### Direction
In your copy, leave out the pictures; write out all the data exactly.

### Records for this task
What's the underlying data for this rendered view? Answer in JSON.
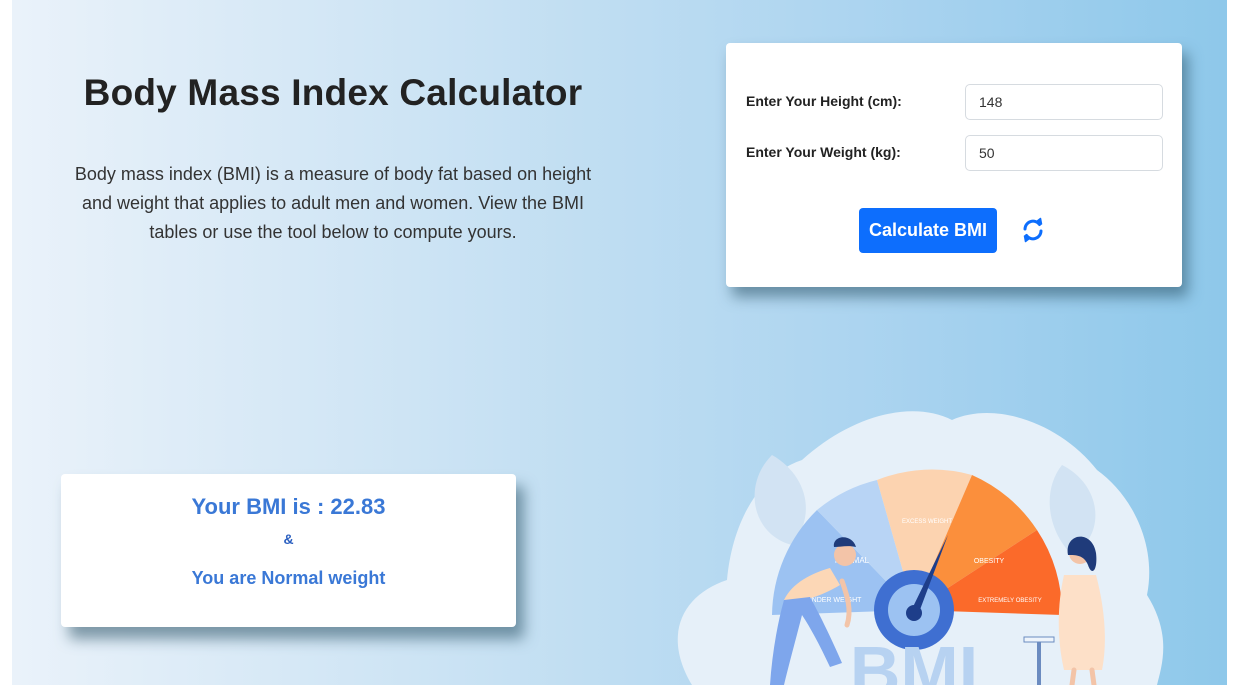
{
  "header": {
    "title": "Body Mass Index Calculator",
    "description": "Body mass index (BMI) is a measure of body fat based on height and weight that applies to adult men and women. View the BMI tables or use the tool below to compute yours."
  },
  "form": {
    "height_label": "Enter Your Height (cm):",
    "height_value": "148",
    "weight_label": "Enter Your Weight (kg):",
    "weight_value": "50",
    "calculate_label": "Calculate BMI",
    "reset_icon": "refresh-icon"
  },
  "result": {
    "bmi_text": "Your BMI is : 22.83",
    "separator": "&",
    "status_text": "You are Normal weight"
  },
  "illustration": {
    "segments": [
      "NORMAL",
      "UNDER WEIGHT",
      "EXCESS WEIGHT",
      "OBESITY",
      "EXTREMELY OBESITY"
    ],
    "logo_text": "BMI"
  },
  "colors": {
    "accent": "#0d6efd",
    "result_text": "#3a78d6",
    "background_start": "#eaf2fa",
    "background_end": "#8ec8ea"
  }
}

### Solved exercise
What's the underlying data for this rendered view? Answer in JSON.
{
  "header": {
    "title": "Body Mass Index Calculator",
    "description": "Body mass index (BMI) is a measure of body fat based on height and weight that applies to adult men and women. View the BMI tables or use the tool below to compute yours."
  },
  "form": {
    "height_label": "Enter Your Height (cm):",
    "height_value": "148",
    "weight_label": "Enter Your Weight (kg):",
    "weight_value": "50",
    "calculate_label": "Calculate BMI",
    "reset_icon": "refresh-icon"
  },
  "result": {
    "bmi_text": "Your BMI is : 22.83",
    "separator": "&",
    "status_text": "You are Normal weight"
  },
  "illustration": {
    "segments": [
      "NORMAL",
      "UNDER WEIGHT",
      "EXCESS WEIGHT",
      "OBESITY",
      "EXTREMELY OBESITY"
    ],
    "logo_text": "BMI"
  },
  "colors": {
    "accent": "#0d6efd",
    "result_text": "#3a78d6",
    "background_start": "#eaf2fa",
    "background_end": "#8ec8ea"
  }
}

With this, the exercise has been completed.